[START]

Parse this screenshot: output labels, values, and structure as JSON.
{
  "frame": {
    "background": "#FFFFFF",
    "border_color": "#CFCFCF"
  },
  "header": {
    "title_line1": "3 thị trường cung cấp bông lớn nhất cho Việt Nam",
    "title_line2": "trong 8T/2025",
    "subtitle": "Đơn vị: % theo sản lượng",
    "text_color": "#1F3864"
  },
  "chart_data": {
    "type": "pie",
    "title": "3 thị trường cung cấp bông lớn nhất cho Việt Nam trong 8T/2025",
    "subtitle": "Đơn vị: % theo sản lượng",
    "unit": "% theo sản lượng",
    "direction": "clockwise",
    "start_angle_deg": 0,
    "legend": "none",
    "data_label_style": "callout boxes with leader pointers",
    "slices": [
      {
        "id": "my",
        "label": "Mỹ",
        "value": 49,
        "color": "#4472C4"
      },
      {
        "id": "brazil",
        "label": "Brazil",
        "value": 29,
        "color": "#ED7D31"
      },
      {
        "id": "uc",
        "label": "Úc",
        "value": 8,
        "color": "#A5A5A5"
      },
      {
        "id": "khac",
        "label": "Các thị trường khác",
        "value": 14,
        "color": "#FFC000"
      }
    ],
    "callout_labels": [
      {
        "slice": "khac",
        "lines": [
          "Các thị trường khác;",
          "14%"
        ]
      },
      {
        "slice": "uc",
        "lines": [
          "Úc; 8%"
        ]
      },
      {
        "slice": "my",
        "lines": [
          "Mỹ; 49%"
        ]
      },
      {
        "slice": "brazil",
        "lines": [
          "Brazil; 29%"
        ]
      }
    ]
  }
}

[END]

◆ YOUR GOAL: The answer is the number of lines in the preceding material that hold "cung"; write that number and nothing else.

◆ OUTPUT: 2